- **対象の文章**:

....................

PLLモードでない場合には、レジスタ650を、FS/synch入力601と、アース(図示せず)又は電源652との間に接続する。電圧−電流コンバータ651は、レジスタ650が入力601で生成する電圧を、論理600がライン602上でVCO制御電圧に変換する電流に変換する。したがって、VCO312が所望の周波数を有する出力信号340を生成するレジスタ650について一つの値を選択する。
PWMコントローラ220は、どのモード(独立モード又はPLLモード)で動作するかを自動的に決定できる。この決定をおこなうために、ブロック論理600の一部分であることができる基準信号検出器619は、FS/synch601ターミナルに接続したシュミットトリガ603からのパルスを検知する。PLLモードを無効(デフォルト状態)にするが、基準信号検出器619が第一の所定の時間についてパルスを検知する場合、基準信号検出器619は、マスター基準信号が入力ターミナル601に存在し、ライン620及びスイッチ660を介してPLL300を有効にすることを決定する。逆に、PLLモードを有効にし、基準信号検出器619が、シュミットトリガ603からのパルスを同時に検出することなく第二の所定の時間についてフィードバック信号342のパルスを検知する場合、基準信号検出器619は、ライン620及びスイッチ660を介してPLL300を無効にする。第一及び第二の所定の時間は、固定のものであってもよいし、又はプログラム可能であってもよい。検出器619は、シグナルのエッジを検出するたびにコンデンサを排出することにより信号を検出する。エッジの間において、コンデンサは、カウンター(図示せず)を有効にする論理レベルまで帯電する。カウンターが所定のカウント値(第一又は第二の所定の時間に対応する)到達すると、基準信号検出器619は、信号が存在しないという決定をする。しかしながら、エッジが存在する限り、カウンターは、所定のカウント値には到達しない。基準信号検出器619は、これらの検出回路のうちの少なくとも2つを備え、したがって、少なくとも2つの所定のカウント値(第一の所定の時間に対応する第一のカウント値及び第二の所定の時間に対応する第二のカウント値)がある。これらの所定のカウント値は、固定のものであっても、又はプログラム可能なものであってもよい。
また、ブロック論理600は、レジスタ650の値が高すぎるか又は低すぎるかを検出し、レジスタが範囲外の場合には、VCO312を、所定の最大(レジスタ値が低すぎる)又は最小(レジスタ値が高すぎる)周波数を生成するように設定する。また、電圧−電流コンバータ651は、電流制限器を備え、このような値の不足したレジスタ650が過電流状態を生じないようにしている。

....................

- **担当タスク 1**:
PWMコントローラの文章のうち、「また、ブロック論理600は、」から始まり「態を生じないようにしている。」で終わる部分を、一字一句変えずに繰り返してください。
- **担当タスク 2**:
PWMコントローラの文章の最後の文に続けて、その先を書き進めてください。
次に示す項目は、PWMコントローラの文章とは別の資料です。

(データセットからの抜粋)
....................

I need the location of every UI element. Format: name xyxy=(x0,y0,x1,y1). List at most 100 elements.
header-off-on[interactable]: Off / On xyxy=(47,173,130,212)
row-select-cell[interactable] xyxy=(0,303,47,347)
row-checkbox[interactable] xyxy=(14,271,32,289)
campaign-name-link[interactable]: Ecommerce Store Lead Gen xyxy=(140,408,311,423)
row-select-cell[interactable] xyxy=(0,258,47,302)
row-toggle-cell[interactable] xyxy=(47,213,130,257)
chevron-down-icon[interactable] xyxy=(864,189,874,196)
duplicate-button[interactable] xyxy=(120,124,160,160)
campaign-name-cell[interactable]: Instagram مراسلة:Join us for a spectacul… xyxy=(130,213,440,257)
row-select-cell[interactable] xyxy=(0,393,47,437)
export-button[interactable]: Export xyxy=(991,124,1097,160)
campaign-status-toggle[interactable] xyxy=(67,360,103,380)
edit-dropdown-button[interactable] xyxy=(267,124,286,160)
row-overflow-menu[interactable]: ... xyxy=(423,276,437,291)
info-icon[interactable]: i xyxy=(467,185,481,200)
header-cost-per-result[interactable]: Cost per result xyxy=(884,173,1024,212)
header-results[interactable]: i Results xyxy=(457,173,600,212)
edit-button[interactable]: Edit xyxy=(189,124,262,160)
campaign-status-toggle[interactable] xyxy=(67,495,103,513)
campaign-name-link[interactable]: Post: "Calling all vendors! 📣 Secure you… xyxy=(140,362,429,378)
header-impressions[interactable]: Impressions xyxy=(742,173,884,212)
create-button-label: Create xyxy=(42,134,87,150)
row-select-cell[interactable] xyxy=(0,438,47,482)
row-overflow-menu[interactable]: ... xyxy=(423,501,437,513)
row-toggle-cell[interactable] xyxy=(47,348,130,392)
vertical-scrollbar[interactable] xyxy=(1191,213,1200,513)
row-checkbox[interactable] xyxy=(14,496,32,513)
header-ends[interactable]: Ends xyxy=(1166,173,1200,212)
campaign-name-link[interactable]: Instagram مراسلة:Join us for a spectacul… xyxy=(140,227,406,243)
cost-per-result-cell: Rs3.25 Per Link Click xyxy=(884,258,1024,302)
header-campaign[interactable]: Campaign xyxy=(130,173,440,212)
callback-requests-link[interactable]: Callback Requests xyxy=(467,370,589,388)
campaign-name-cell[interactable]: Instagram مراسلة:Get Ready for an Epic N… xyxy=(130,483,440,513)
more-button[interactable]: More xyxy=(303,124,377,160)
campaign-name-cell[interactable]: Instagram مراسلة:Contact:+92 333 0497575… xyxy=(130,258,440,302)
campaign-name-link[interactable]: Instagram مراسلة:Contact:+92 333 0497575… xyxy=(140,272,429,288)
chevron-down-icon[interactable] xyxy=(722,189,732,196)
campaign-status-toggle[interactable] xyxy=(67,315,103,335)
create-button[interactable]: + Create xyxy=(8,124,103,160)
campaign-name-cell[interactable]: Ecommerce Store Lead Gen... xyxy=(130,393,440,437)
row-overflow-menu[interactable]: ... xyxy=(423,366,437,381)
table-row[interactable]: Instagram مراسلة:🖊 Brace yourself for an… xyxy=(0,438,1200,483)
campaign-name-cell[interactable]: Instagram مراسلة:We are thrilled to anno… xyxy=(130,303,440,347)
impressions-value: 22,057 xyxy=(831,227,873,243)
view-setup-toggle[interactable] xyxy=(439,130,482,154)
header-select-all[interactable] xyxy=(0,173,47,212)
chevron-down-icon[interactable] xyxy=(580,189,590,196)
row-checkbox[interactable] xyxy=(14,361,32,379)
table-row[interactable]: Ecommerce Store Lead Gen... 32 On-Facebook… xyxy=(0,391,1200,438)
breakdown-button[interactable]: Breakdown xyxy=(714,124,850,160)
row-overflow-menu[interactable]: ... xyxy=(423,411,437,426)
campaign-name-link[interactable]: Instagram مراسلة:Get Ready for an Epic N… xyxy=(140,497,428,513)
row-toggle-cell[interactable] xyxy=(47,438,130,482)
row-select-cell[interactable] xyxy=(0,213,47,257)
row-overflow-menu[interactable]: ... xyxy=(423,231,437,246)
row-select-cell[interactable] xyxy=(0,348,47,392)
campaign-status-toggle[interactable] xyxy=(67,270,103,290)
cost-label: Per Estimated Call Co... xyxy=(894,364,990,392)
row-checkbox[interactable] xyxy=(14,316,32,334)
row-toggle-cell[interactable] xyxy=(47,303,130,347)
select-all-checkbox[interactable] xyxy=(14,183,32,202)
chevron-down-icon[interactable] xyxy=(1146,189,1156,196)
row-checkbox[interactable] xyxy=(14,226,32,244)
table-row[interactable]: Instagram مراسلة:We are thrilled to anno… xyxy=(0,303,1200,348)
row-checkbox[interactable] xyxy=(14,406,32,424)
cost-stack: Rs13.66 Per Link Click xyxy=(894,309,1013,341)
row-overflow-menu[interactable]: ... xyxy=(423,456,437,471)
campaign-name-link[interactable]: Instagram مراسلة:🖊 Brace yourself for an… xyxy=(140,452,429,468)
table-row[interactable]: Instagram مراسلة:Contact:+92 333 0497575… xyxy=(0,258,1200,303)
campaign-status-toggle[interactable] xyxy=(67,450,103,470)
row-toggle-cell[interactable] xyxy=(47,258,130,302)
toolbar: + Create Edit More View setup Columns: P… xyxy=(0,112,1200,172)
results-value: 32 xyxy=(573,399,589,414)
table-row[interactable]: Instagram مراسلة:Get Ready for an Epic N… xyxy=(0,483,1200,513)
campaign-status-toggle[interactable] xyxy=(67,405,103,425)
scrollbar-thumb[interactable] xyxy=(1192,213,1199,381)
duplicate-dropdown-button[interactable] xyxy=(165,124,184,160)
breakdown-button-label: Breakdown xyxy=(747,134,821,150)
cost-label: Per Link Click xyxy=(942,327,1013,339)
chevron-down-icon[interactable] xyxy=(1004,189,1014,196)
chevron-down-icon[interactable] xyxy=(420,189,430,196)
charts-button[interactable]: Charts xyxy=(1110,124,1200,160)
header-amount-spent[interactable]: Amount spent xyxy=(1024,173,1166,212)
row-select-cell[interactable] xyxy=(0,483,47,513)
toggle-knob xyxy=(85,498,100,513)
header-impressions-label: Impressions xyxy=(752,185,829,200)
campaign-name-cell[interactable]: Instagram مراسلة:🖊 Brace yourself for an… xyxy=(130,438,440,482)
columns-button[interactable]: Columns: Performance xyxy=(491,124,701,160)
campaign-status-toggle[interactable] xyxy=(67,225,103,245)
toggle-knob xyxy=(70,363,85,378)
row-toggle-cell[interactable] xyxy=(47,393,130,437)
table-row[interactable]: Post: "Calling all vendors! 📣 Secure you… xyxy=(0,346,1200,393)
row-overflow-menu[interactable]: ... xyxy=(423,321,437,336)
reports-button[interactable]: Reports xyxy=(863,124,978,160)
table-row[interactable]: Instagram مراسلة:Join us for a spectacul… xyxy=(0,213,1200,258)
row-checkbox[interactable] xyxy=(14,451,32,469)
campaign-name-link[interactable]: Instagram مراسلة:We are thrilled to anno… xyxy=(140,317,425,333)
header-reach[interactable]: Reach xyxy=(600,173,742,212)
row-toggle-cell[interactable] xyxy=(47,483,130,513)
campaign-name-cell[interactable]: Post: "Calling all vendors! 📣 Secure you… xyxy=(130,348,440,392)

....................

- **結果 1**:
また、ブロック論理600は、レジスタ650の値が高すぎるか又は低すぎるかを検出し、レジスタが範囲外の場合には、VCO312を、所定の最大(レジスタ値が低すぎる)又は最小(レジスタ値が高すぎる)周波数を生成するように設定する。また、電圧−電流コンバータ651は、電流制限器を備え、このような値の不足したレジスタ650が過電流状態を生じないようにしている。

- **結果 2**:
PWMコントローラ220がPLL(スレーブ)モードで動作するのに対して、PLL300は、図3〜5に関連して上記で説明したようにして動作して、フィードバック信号342を基準信号341にロックする。周波数分周器回路313は、一つ以上のスレーブPWM信号(ここでは、2つのこのような信号PWM1及びPWM2)を、PWM電源210(図2)を調整するために対応の数のランプ(図示せず)を生成する通常のPWMランプ発生器(図示せず)に提供する。図5に関連して上記で説明したように、PWM1及びPWM2の周波数は、基準信号341の周波数の整数の倍数(実施態様の一つにおいては6)である。さらに、PWM1及びPWM2は、基準信号341に対して所定の位相シフトを有することができる。さらに、一実施態様によれば、抑制回路321は、32〜1024の範囲のカウント値を有するようにプログラム可能である。さらに、PLL300のフィルター361又は別の部分は、ループゲインを調整して特定のカウント値についてループの安定性を維持することができるプログラム可能抵抗値を有することができる。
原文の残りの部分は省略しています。